------ Given entries
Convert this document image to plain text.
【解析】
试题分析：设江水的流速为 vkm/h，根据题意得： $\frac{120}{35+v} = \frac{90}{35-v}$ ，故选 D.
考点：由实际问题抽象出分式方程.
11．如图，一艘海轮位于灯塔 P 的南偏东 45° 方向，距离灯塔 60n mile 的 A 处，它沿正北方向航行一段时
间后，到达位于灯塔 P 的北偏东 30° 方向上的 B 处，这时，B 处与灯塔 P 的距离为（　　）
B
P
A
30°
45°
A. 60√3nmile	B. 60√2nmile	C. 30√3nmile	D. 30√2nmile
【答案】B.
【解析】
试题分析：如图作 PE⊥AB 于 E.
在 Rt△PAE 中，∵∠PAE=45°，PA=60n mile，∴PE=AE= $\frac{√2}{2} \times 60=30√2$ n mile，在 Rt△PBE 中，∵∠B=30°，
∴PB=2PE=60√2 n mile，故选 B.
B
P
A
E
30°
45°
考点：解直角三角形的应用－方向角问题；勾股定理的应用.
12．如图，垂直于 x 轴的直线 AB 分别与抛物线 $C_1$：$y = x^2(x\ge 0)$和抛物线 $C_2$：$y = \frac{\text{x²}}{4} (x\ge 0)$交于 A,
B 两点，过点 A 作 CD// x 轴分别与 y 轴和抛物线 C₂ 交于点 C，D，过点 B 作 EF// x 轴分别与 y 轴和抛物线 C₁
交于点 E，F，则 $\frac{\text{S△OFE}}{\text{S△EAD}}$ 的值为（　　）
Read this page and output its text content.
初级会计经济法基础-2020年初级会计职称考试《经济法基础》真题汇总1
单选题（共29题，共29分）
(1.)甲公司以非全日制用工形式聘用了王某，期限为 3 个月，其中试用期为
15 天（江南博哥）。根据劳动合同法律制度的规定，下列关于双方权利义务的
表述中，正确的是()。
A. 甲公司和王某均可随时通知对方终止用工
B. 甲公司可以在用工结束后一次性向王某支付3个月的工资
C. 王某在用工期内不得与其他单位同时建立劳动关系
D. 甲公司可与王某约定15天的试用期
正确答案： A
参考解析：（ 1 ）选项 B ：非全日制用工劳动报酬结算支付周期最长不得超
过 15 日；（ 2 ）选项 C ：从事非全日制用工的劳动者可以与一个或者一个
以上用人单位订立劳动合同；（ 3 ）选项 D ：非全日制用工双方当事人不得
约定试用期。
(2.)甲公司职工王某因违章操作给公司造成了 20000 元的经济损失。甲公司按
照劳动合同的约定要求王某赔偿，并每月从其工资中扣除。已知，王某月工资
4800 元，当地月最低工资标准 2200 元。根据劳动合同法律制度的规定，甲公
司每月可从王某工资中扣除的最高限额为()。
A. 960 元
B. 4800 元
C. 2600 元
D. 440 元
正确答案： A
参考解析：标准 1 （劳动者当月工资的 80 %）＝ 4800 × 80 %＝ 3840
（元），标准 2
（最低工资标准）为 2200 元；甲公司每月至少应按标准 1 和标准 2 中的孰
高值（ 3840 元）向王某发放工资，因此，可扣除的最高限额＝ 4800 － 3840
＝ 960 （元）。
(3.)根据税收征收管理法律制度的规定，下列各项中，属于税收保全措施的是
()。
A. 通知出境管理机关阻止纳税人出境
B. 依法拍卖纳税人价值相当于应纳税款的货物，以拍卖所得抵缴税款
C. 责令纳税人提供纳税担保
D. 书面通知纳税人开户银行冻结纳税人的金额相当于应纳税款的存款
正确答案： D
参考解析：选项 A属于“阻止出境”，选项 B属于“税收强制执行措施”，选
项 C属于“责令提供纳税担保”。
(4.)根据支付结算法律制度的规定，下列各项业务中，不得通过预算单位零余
------------
* Given problem:
Write out every entry again, keeping each line exactly the same.

* Answer to this task:
Convert this document image to plain text.
【解析】
试题分析：设江水的流速为 vkm/h，根据题意得： $\frac{120}{35+v} = \frac{90}{35-v}$ ，故选 D.
考点：由实际问题抽象出分式方程.
11．如图，一艘海轮位于灯塔 P 的南偏东 45° 方向，距离灯塔 60n mile 的 A 处，它沿正北方向航行一段时
间后，到达位于灯塔 P 的北偏东 30° 方向上的 B 处，这时，B 处与灯塔 P 的距离为（　　）
B
P
A
30°
45°
A. 60√3nmile	B. 60√2nmile	C. 30√3nmile	D. 30√2nmile
【答案】B.
【解析】
试题分析：如图作 PE⊥AB 于 E.
在 Rt△PAE 中，∵∠PAE=45°，PA=60n mile，∴PE=AE= $\frac{√2}{2} \times 60=30√2$ n mile，在 Rt△PBE 中，∵∠B=30°，
∴PB=2PE=60√2 n mile，故选 B.
B
P
A
E
30°
45°
考点：解直角三角形的应用－方向角问题；勾股定理的应用.
12．如图，垂直于 x 轴的直线 AB 分别与抛物线 $C_1$：$y = x^2(x\ge 0)$和抛物线 $C_2$：$y = \frac{\text{x²}}{4} (x\ge 0)$交于 A,
B 两点，过点 A 作 CD// x 轴分别与 y 轴和抛物线 C₂ 交于点 C，D，过点 B 作 EF// x 轴分别与 y 轴和抛物线 C₁
交于点 E，F，则 $\frac{\text{S△OFE}}{\text{S△EAD}}$ 的值为（　　）
Read this page and output its text content.
初级会计经济法基础-2020年初级会计职称考试《经济法基础》真题汇总1
单选题（共29题，共29分）
(1.)甲公司以非全日制用工形式聘用了王某，期限为 3 个月，其中试用期为
15 天（江南博哥）。根据劳动合同法律制度的规定，下列关于双方权利义务的
表述中，正确的是()。
A. 甲公司和王某均可随时通知对方终止用工
B. 甲公司可以在用工结束后一次性向王某支付3个月的工资
C. 王某在用工期内不得与其他单位同时建立劳动关系
D. 甲公司可与王某约定15天的试用期
正确答案： A
参考解析：（ 1 ）选项 B ：非全日制用工劳动报酬结算支付周期最长不得超
过 15 日；（ 2 ）选项 C ：从事非全日制用工的劳动者可以与一个或者一个
以上用人单位订立劳动合同；（ 3 ）选项 D ：非全日制用工双方当事人不得
约定试用期。
(2.)甲公司职工王某因违章操作给公司造成了 20000 元的经济损失。甲公司按
照劳动合同的约定要求王某赔偿，并每月从其工资中扣除。已知，王某月工资
4800 元，当地月最低工资标准 2200 元。根据劳动合同法律制度的规定，甲公
司每月可从王某工资中扣除的最高限额为()。
A. 960 元
B. 4800 元
C. 2600 元
D. 440 元
正确答案： A
参考解析：标准 1 （劳动者当月工资的 80 %）＝ 4800 × 80 %＝ 3840
（元），标准 2
（最低工资标准）为 2200 元；甲公司每月至少应按标准 1 和标准 2 中的孰
高值（ 3840 元）向王某发放工资，因此，可扣除的最高限额＝ 4800 － 3840
＝ 960 （元）。
(3.)根据税收征收管理法律制度的规定，下列各项中，属于税收保全措施的是
()。
A. 通知出境管理机关阻止纳税人出境
B. 依法拍卖纳税人价值相当于应纳税款的货物，以拍卖所得抵缴税款
C. 责令纳税人提供纳税担保
D. 书面通知纳税人开户银行冻结纳税人的金额相当于应纳税款的存款
正确答案： D
参考解析：选项 A属于“阻止出境”，选项 B属于“税收强制执行措施”，选
项 C属于“责令提供纳税担保”。
(4.)根据支付结算法律制度的规定，下列各项业务中，不得通过预算单位零余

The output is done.